## start GIVEN DATA
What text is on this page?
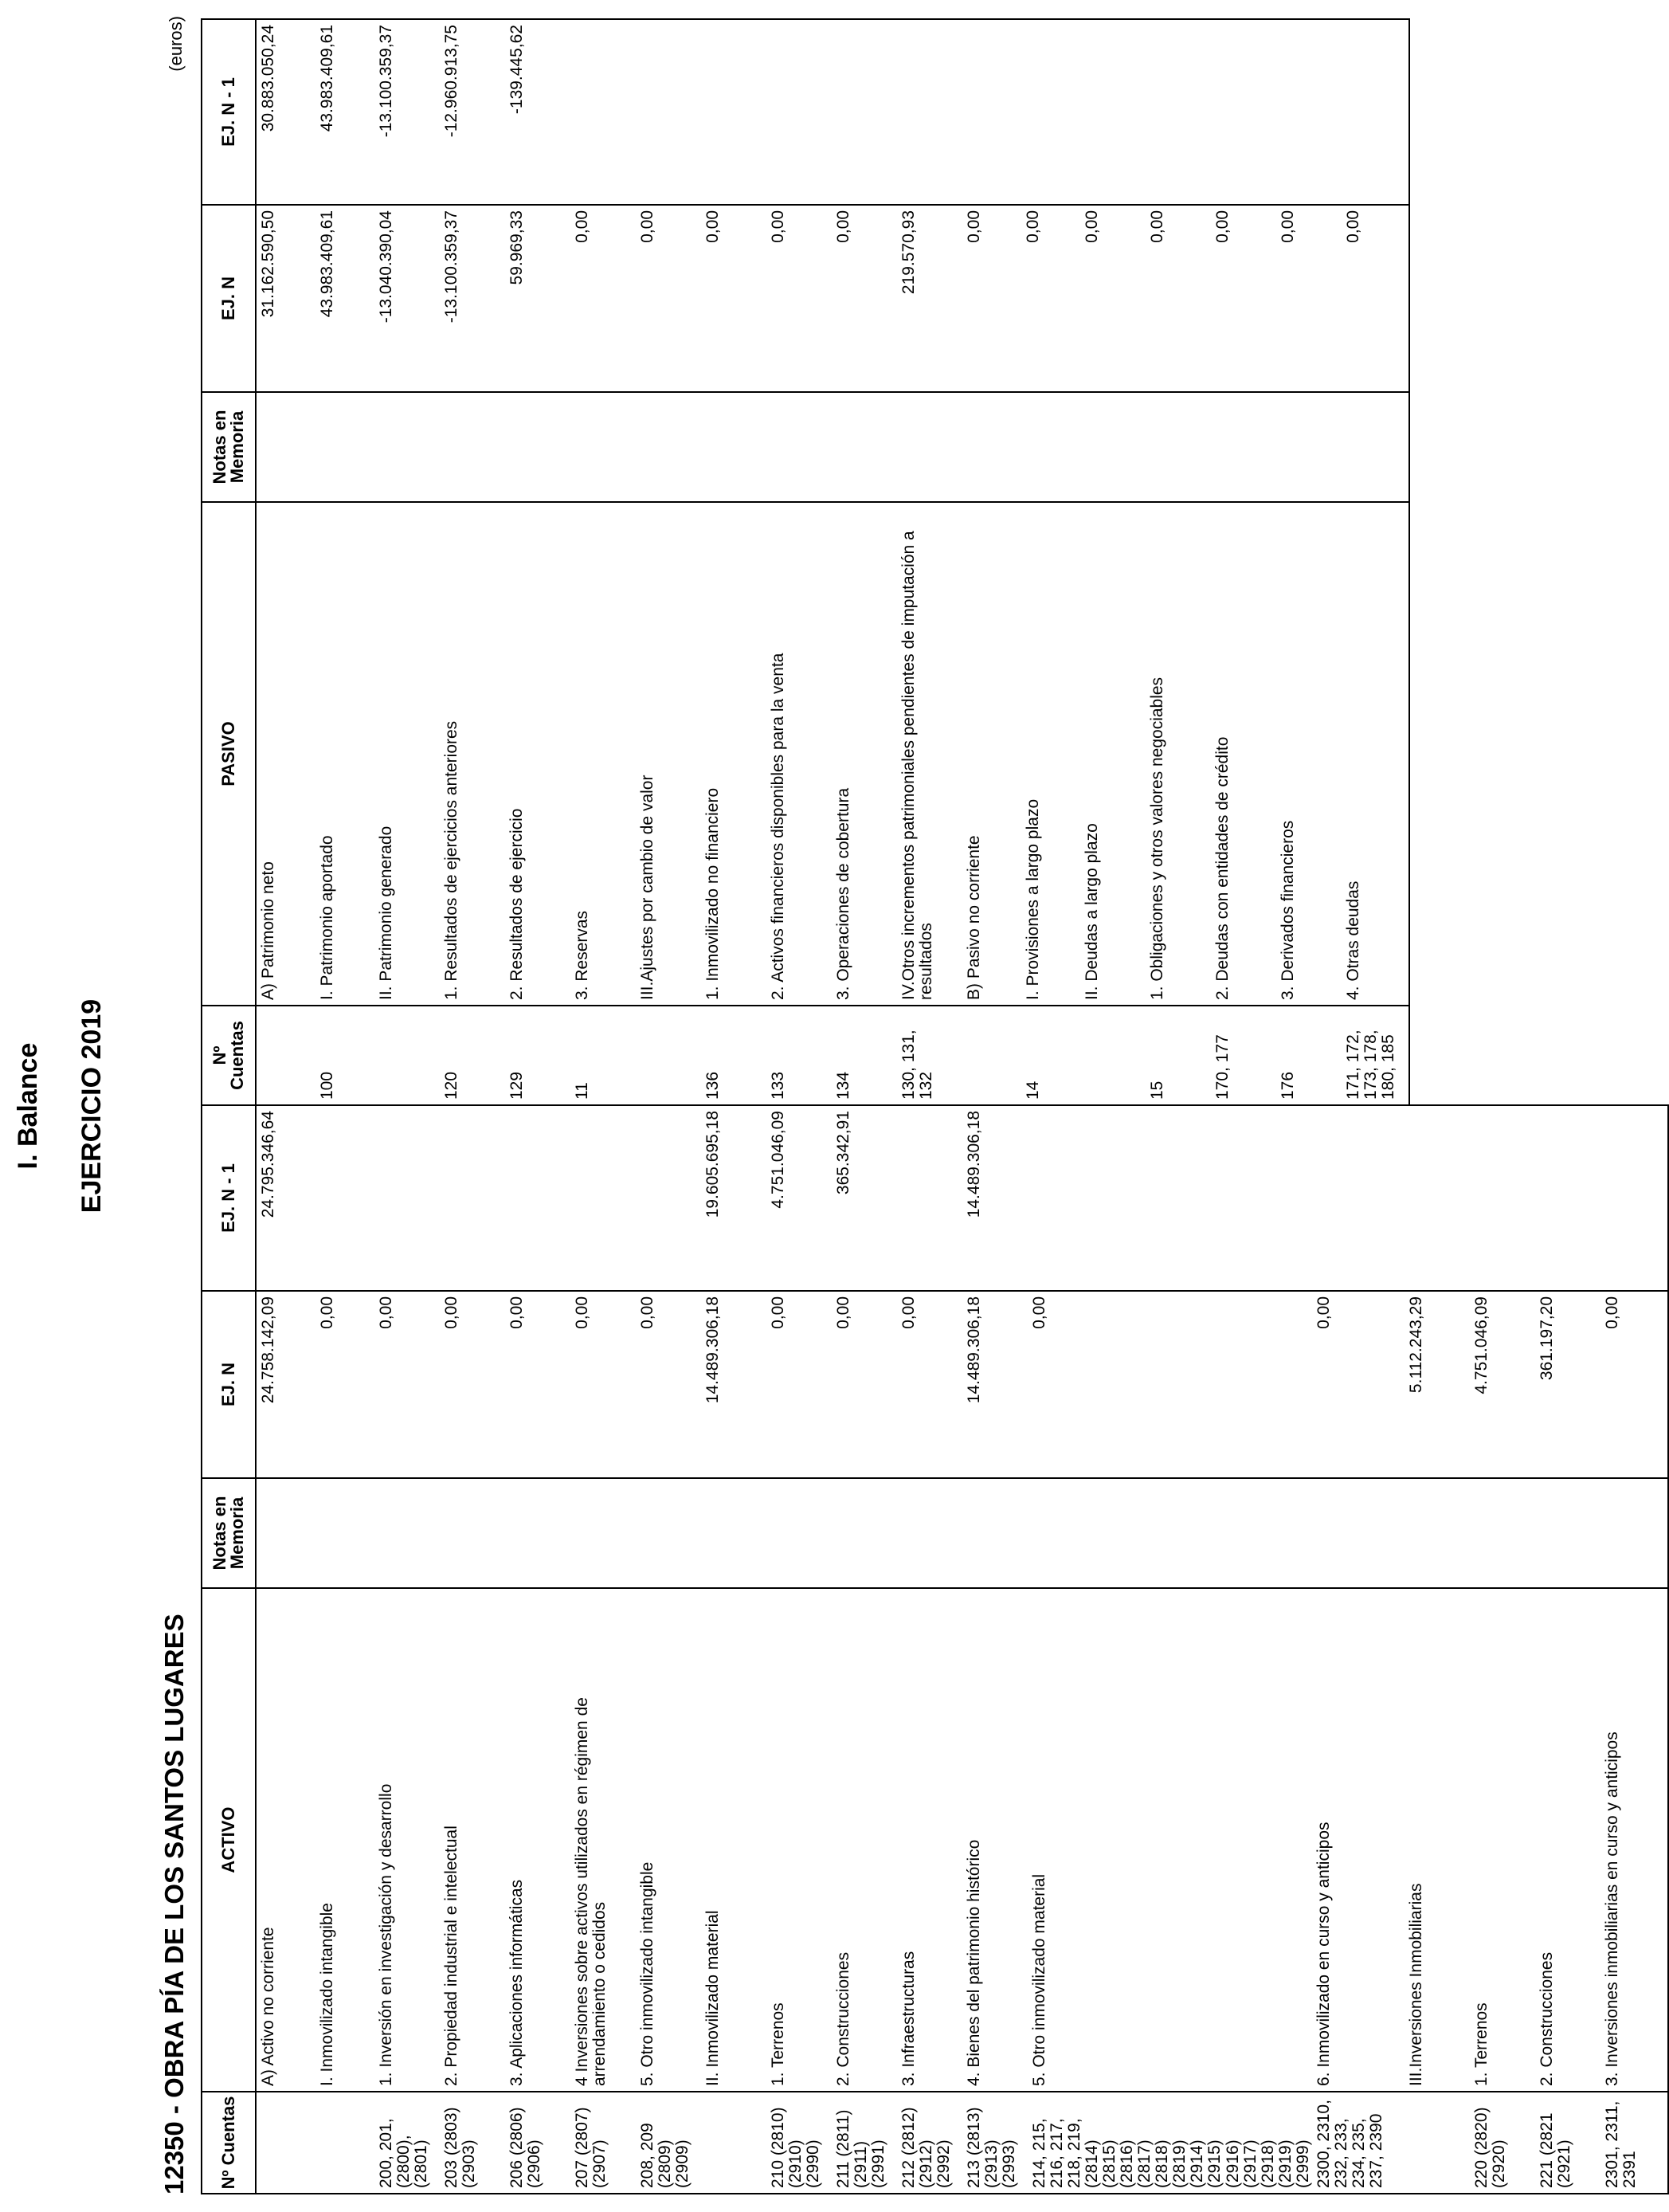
I. Balance EJERCICIO 2019
12350 - OBRA PÍA DE LOS SANTOS LUGARES
(euros)
Nº Cuentas	ACTIVO	Notas en Memoria	EJ. N	EJ. N - 1
	A) Activo no corriente		24.758.142,09	24.795.346,64
	I. Inmovilizado intangible		0,00	
200, 201, (2800), (2801)	1. Inversión en investigación y desarrollo		0,00	
203 (2803) (2903)	2. Propiedad industrial e intelectual		0,00	
206 (2806) (2906)	3. Aplicaciones informáticas		0,00	
207 (2807) (2907)	4 Inversiones sobre activos utilizados en régimen de arrendamiento o cedidos		0,00	
208, 209 (2809) (2909)	5. Otro inmovilizado intangible		0,00	
	II. Inmovilizado material		14.489.306,18	19.605.695,18
210 (2810) (2910) (2990)	1. Terrenos		0,00	4.751.046,09
211 (2811) (2911) (2991)	2. Construcciones		0,00	365.342,91
212 (2812) (2912) (2992)	3. Infraestructuras		0,00	
213 (2813) (2913) (2993)	4. Bienes del patrimonio histórico		14.489.306,18	14.489.306,18
214, 215, 216, 217, 218, 219, (2814) (2815) (2816) (2817) (2818) (2819) (2914) (2915) (2916) (2917) (2918) (2919) (2999)	5. Otro inmovilizado material		0,00	
2300, 2310, 232, 233, 234, 235, 237, 2390	6. Inmovilizado en curso y anticipos		0,00	
	III.Inversiones Inmobiliarias		5.112.243,29	
220 (2820) (2920)	1. Terrenos		4.751.046,09	
221 (2821 (2921)	2. Construcciones		361.197,20	
2301, 2311, 2391	3. Inversiones inmobiliarias en curso y anticipos		0,00	
Nº Cuentas	PASIVO	Notas en Memoria	EJ. N	EJ. N - 1
	A) Patrimonio neto		31.162.590,50	30.883.050,24
100	I. Patrimonio aportado		43.983.409,61	43.983.409,61
	II. Patrimonio generado		-13.040.390,04	-13.100.359,37
120	1. Resultados de ejercicios anteriores		-13.100.359,37	-12.960.913,75
129	2. Resultados de ejercicio		59.969,33	-139.445,62
11	3. Reservas		0,00	
	III.Ajustes por cambio de valor		0,00	
136	1. Inmovilizado no financiero		0,00	
133	2. Activos financieros disponibles para la venta		0,00	
134	3. Operaciones de cobertura		0,00	
130, 131, 132	IV.Otros incrementos patrimoniales pendientes de imputación a resultados		219.570,93	
	B) Pasivo no corriente		0,00	
14	I. Provisiones a largo plazo		0,00	
	II. Deudas a largo plazo		0,00	
15	1. Obligaciones y otros valores negociables		0,00	
170, 177	2. Deudas con entidades de crédito		0,00	
176	3. Derivados financieros		0,00	
171, 172, 173, 178, 180, 185	4. Otras deudas		0,00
## end GIVEN DATA
▸ DESCRIPTION OF THE TASK
Without the pictures, output the full listing exactly as it stands.

▸ FINISHED TASK
What text is on this page?
I. Balance EJERCICIO 2019
12350 - OBRA PÍA DE LOS SANTOS LUGARES
(euros)
Nº Cuentas	ACTIVO	Notas en Memoria	EJ. N	EJ. N - 1
	A) Activo no corriente		24.758.142,09	24.795.346,64
	I. Inmovilizado intangible		0,00	
200, 201, (2800), (2801)	1. Inversión en investigación y desarrollo		0,00	
203 (2803) (2903)	2. Propiedad industrial e intelectual		0,00	
206 (2806) (2906)	3. Aplicaciones informáticas		0,00	
207 (2807) (2907)	4 Inversiones sobre activos utilizados en régimen de arrendamiento o cedidos		0,00	
208, 209 (2809) (2909)	5. Otro inmovilizado intangible		0,00	
	II. Inmovilizado material		14.489.306,18	19.605.695,18
210 (2810) (2910) (2990)	1. Terrenos		0,00	4.751.046,09
211 (2811) (2911) (2991)	2. Construcciones		0,00	365.342,91
212 (2812) (2912) (2992)	3. Infraestructuras		0,00	
213 (2813) (2913) (2993)	4. Bienes del patrimonio histórico		14.489.306,18	14.489.306,18
214, 215, 216, 217, 218, 219, (2814) (2815) (2816) (2817) (2818) (2819) (2914) (2915) (2916) (2917) (2918) (2919) (2999)	5. Otro inmovilizado material		0,00	
2300, 2310, 232, 233, 234, 235, 237, 2390	6. Inmovilizado en curso y anticipos		0,00	
	III.Inversiones Inmobiliarias		5.112.243,29	
220 (2820) (2920)	1. Terrenos		4.751.046,09	
221 (2821 (2921)	2. Construcciones		361.197,20	
2301, 2311, 2391	3. Inversiones inmobiliarias en curso y anticipos		0,00	
Nº Cuentas	PASIVO	Notas en Memoria	EJ. N	EJ. N - 1
	A) Patrimonio neto		31.162.590,50	30.883.050,24
100	I. Patrimonio aportado		43.983.409,61	43.983.409,61
	II. Patrimonio generado		-13.040.390,04	-13.100.359,37
120	1. Resultados de ejercicios anteriores		-13.100.359,37	-12.960.913,75
129	2. Resultados de ejercicio		59.969,33	-139.445,62
11	3. Reservas		0,00	
	III.Ajustes por cambio de valor		0,00	
136	1. Inmovilizado no financiero		0,00	
133	2. Activos financieros disponibles para la venta		0,00	
134	3. Operaciones de cobertura		0,00	
130, 131, 132	IV.Otros incrementos patrimoniales pendientes de imputación a resultados		219.570,93	
	B) Pasivo no corriente		0,00	
14	I. Provisiones a largo plazo		0,00	
	II. Deudas a largo plazo		0,00	
15	1. Obligaciones y otros valores negociables		0,00	
170, 177	2. Deudas con entidades de crédito		0,00	
176	3. Derivados financieros		0,00	
171, 172, 173, 178, 180, 185	4. Otras deudas		0,00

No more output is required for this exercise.